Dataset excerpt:
------------------------------------

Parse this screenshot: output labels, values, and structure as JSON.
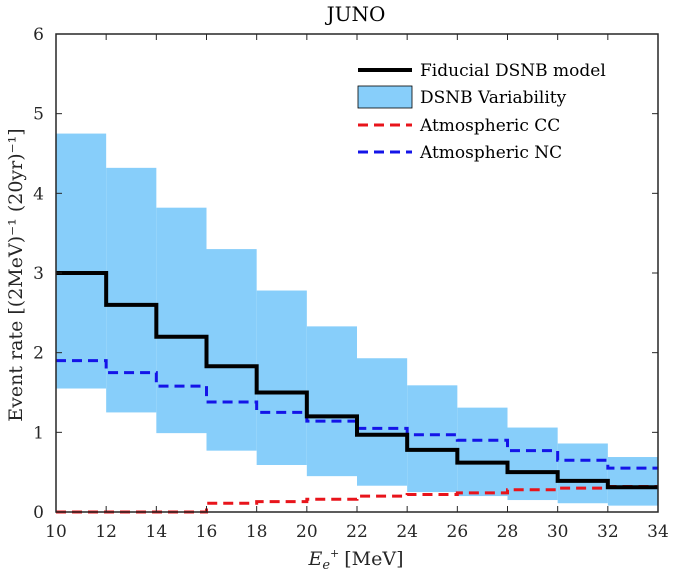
{
  "chart_data": {
    "type": "step",
    "title": "JUNO",
    "xlabel": "E",
    "xlabel_sub": "e",
    "xlabel_sup": "+",
    "xlabel_unit": "[MeV]",
    "ylabel": "Event rate [(2MeV)⁻¹ (20yr)⁻¹]",
    "xlim": [
      10,
      34
    ],
    "ylim": [
      0,
      6
    ],
    "xticks": [
      10,
      12,
      14,
      16,
      18,
      20,
      22,
      24,
      26,
      28,
      30,
      32,
      34
    ],
    "yticks": [
      0,
      1,
      2,
      3,
      4,
      5,
      6
    ],
    "bin_edges": [
      10,
      12,
      14,
      16,
      18,
      20,
      22,
      24,
      26,
      28,
      30,
      32,
      34
    ],
    "series": [
      {
        "name": "Fiducial DSNB model",
        "kind": "step-line",
        "color": "#000000",
        "values": [
          3.0,
          2.6,
          2.2,
          1.83,
          1.5,
          1.2,
          0.97,
          0.78,
          0.62,
          0.5,
          0.39,
          0.31
        ]
      },
      {
        "name": "DSNB Variability",
        "kind": "band",
        "color": "#87CEFA",
        "lower": [
          1.55,
          1.25,
          0.99,
          0.77,
          0.59,
          0.45,
          0.33,
          0.25,
          0.2,
          0.15,
          0.11,
          0.08
        ],
        "upper": [
          4.75,
          4.32,
          3.82,
          3.3,
          2.78,
          2.33,
          1.93,
          1.59,
          1.31,
          1.06,
          0.86,
          0.69
        ]
      },
      {
        "name": "Atmospheric CC",
        "kind": "dashed-step",
        "color": "#E8141B",
        "values": [
          0.0,
          0.0,
          0.0,
          0.11,
          0.13,
          0.16,
          0.2,
          0.22,
          0.24,
          0.28,
          0.3,
          0.32
        ]
      },
      {
        "name": "Atmospheric NC",
        "kind": "dashed-step",
        "color": "#1414E8",
        "values": [
          1.9,
          1.75,
          1.58,
          1.38,
          1.25,
          1.14,
          1.05,
          0.97,
          0.9,
          0.77,
          0.65,
          0.55
        ]
      }
    ],
    "legend_position": "top-right"
  }
}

------------------------------------

TASK DIRECTIONS: Give the material again exactly as it is, but keep the pictures out.

EXERCISE RESULT:
Parse this screenshot: output labels, values, and structure as JSON.
{
  "chart_data": {
    "type": "step",
    "title": "JUNO",
    "xlabel": "E",
    "xlabel_sub": "e",
    "xlabel_sup": "+",
    "xlabel_unit": "[MeV]",
    "ylabel": "Event rate [(2MeV)⁻¹ (20yr)⁻¹]",
    "xlim": [
      10,
      34
    ],
    "ylim": [
      0,
      6
    ],
    "xticks": [
      10,
      12,
      14,
      16,
      18,
      20,
      22,
      24,
      26,
      28,
      30,
      32,
      34
    ],
    "yticks": [
      0,
      1,
      2,
      3,
      4,
      5,
      6
    ],
    "bin_edges": [
      10,
      12,
      14,
      16,
      18,
      20,
      22,
      24,
      26,
      28,
      30,
      32,
      34
    ],
    "series": [
      {
        "name": "Fiducial DSNB model",
        "kind": "step-line",
        "color": "#000000",
        "values": [
          3.0,
          2.6,
          2.2,
          1.83,
          1.5,
          1.2,
          0.97,
          0.78,
          0.62,
          0.5,
          0.39,
          0.31
        ]
      },
      {
        "name": "DSNB Variability",
        "kind": "band",
        "color": "#87CEFA",
        "lower": [
          1.55,
          1.25,
          0.99,
          0.77,
          0.59,
          0.45,
          0.33,
          0.25,
          0.2,
          0.15,
          0.11,
          0.08
        ],
        "upper": [
          4.75,
          4.32,
          3.82,
          3.3,
          2.78,
          2.33,
          1.93,
          1.59,
          1.31,
          1.06,
          0.86,
          0.69
        ]
      },
      {
        "name": "Atmospheric CC",
        "kind": "dashed-step",
        "color": "#E8141B",
        "values": [
          0.0,
          0.0,
          0.0,
          0.11,
          0.13,
          0.16,
          0.2,
          0.22,
          0.24,
          0.28,
          0.3,
          0.32
        ]
      },
      {
        "name": "Atmospheric NC",
        "kind": "dashed-step",
        "color": "#1414E8",
        "values": [
          1.9,
          1.75,
          1.58,
          1.38,
          1.25,
          1.14,
          1.05,
          0.97,
          0.9,
          0.77,
          0.65,
          0.55
        ]
      }
    ],
    "legend_position": "top-right"
  }
}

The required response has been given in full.